#### [Your goal]
Copy the data below exactly, omitting any picture it contains.

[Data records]
=-=-=

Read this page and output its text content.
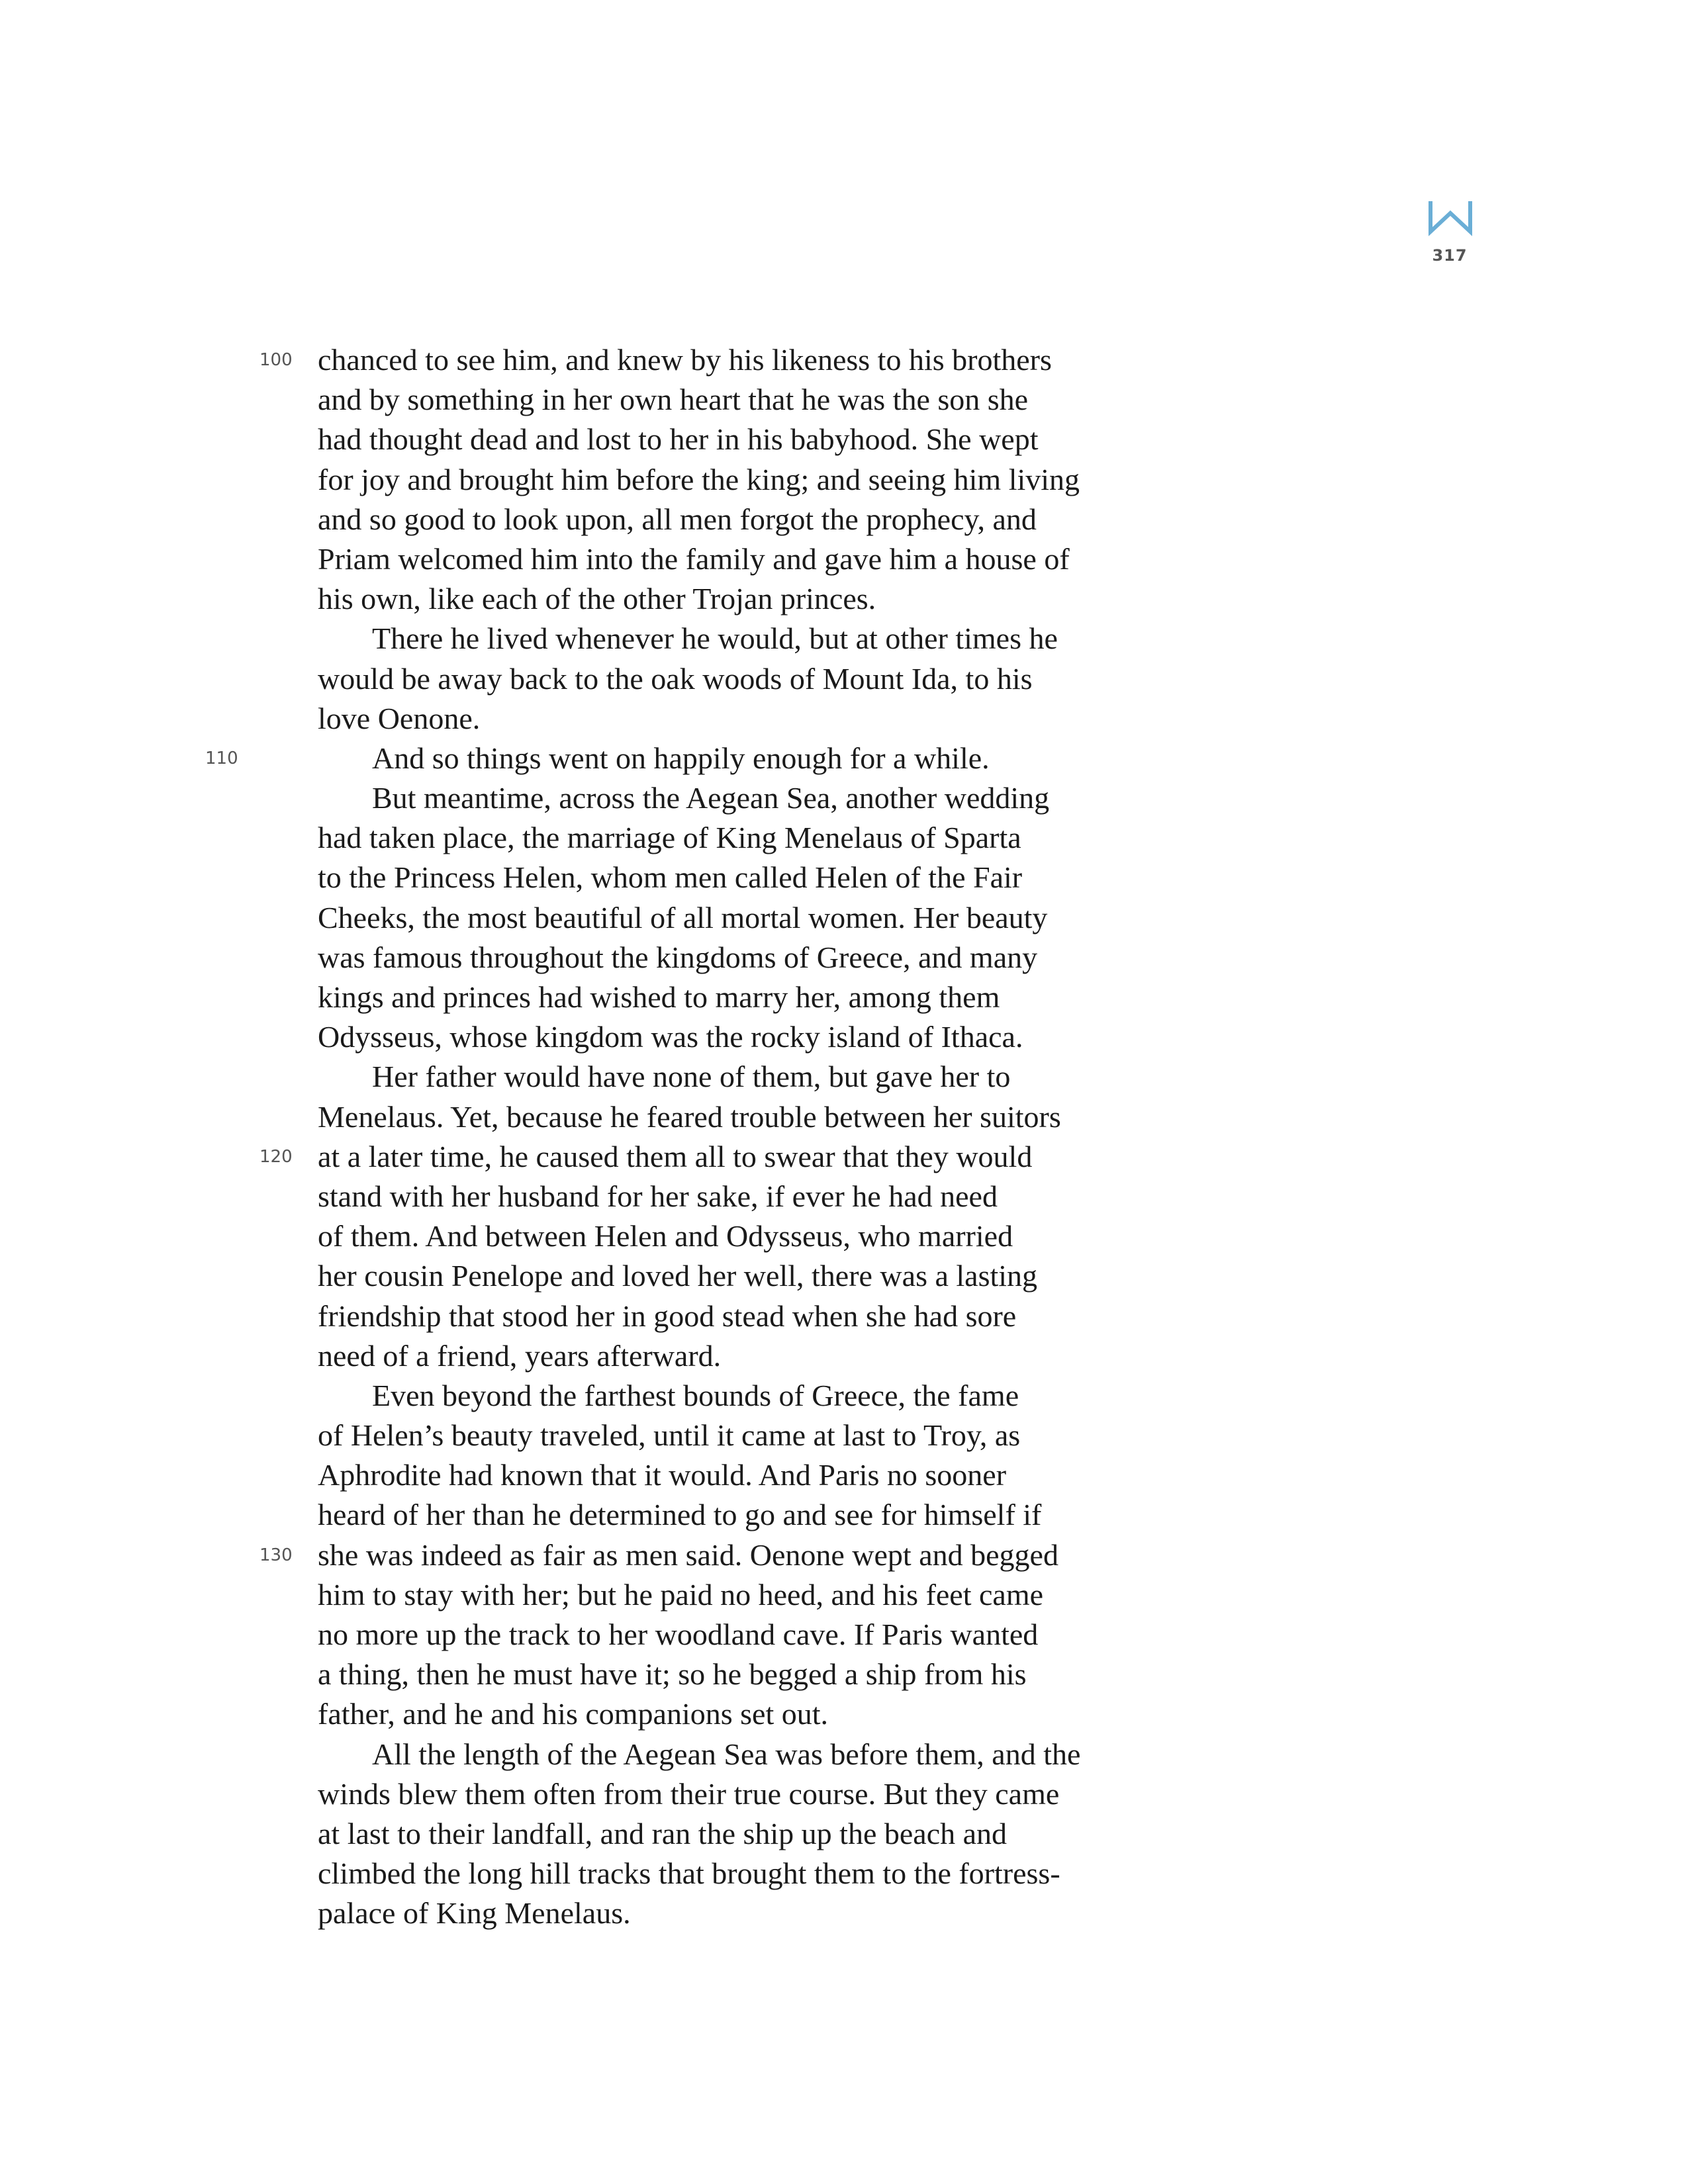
317
100 chanced to see him, and knew by his likeness to his brothers
and by something in her own heart that he was the son she
had thought dead and lost to her in his babyhood. She wept
for joy and brought him before the king; and seeing him living
and so good to look upon, all men forgot the prophecy, and
Priam welcomed him into the family and gave him a house of
his own, like each of the other Trojan princes.
There he lived whenever he would, but at other times he
would be away back to the oak woods of Mount Ida, to his
love Oenone.
110	And so things went on happily enough for a while.
But meantime, across the Aegean Sea, another wedding
had taken place, the marriage of King Menelaus of Sparta
to the Princess Helen, whom men called Helen of the Fair
Cheeks, the most beautiful of all mortal women. Her beauty
was famous throughout the kingdoms of Greece, and many
kings and princes had wished to marry her, among them
Odysseus, whose kingdom was the rocky island of Ithaca.
Her father would have none of them, but gave her to
Menelaus. Yet, because he feared trouble between her suitors
120 at a later time, he caused them all to swear that they would
stand with her husband for her sake, if ever he had need
of them. And between Helen and Odysseus, who married
her cousin Penelope and loved her well, there was a lasting
friendship that stood her in good stead when she had sore
need of a friend, years afterward.
Even beyond the farthest bounds of Greece, the fame
of Helen’s beauty traveled, until it came at last to Troy, as
Aphrodite had known that it would. And Paris no sooner
heard of her than he determined to go and see for himself if
130 she was indeed as fair as men said. Oenone wept and begged
him to stay with her; but he paid no heed, and his feet came
no more up the track to her woodland cave. If Paris wanted
a thing, then he must have it; so he begged a ship from his
father, and he and his companions set out.
All the length of the Aegean Sea was before them, and the
winds blew them often from their true course. But they came
at last to their landfall, and ran the ship up the beach and
climbed the long hill tracks that brought them to the fortress-
palace of King Menelaus.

=-=-=

#### [Answer in full]
Read this page and output its text content.
317
100 chanced to see him, and knew by his likeness to his brothers
and by something in her own heart that he was the son she
had thought dead and lost to her in his babyhood. She wept
for joy and brought him before the king; and seeing him living
and so good to look upon, all men forgot the prophecy, and
Priam welcomed him into the family and gave him a house of
his own, like each of the other Trojan princes.
There he lived whenever he would, but at other times he
would be away back to the oak woods of Mount Ida, to his
love Oenone.
110	And so things went on happily enough for a while.
But meantime, across the Aegean Sea, another wedding
had taken place, the marriage of King Menelaus of Sparta
to the Princess Helen, whom men called Helen of the Fair
Cheeks, the most beautiful of all mortal women. Her beauty
was famous throughout the kingdoms of Greece, and many
kings and princes had wished to marry her, among them
Odysseus, whose kingdom was the rocky island of Ithaca.
Her father would have none of them, but gave her to
Menelaus. Yet, because he feared trouble between her suitors
120 at a later time, he caused them all to swear that they would
stand with her husband for her sake, if ever he had need
of them. And between Helen and Odysseus, who married
her cousin Penelope and loved her well, there was a lasting
friendship that stood her in good stead when she had sore
need of a friend, years afterward.
Even beyond the farthest bounds of Greece, the fame
of Helen’s beauty traveled, until it came at last to Troy, as
Aphrodite had known that it would. And Paris no sooner
heard of her than he determined to go and see for himself if
130 she was indeed as fair as men said. Oenone wept and begged
him to stay with her; but he paid no heed, and his feet came
no more up the track to her woodland cave. If Paris wanted
a thing, then he must have it; so he begged a ship from his
father, and he and his companions set out.
All the length of the Aegean Sea was before them, and the
winds blew them often from their true course. But they came
at last to their landfall, and ran the ship up the beach and
climbed the long hill tracks that brought them to the fortress-
palace of King Menelaus.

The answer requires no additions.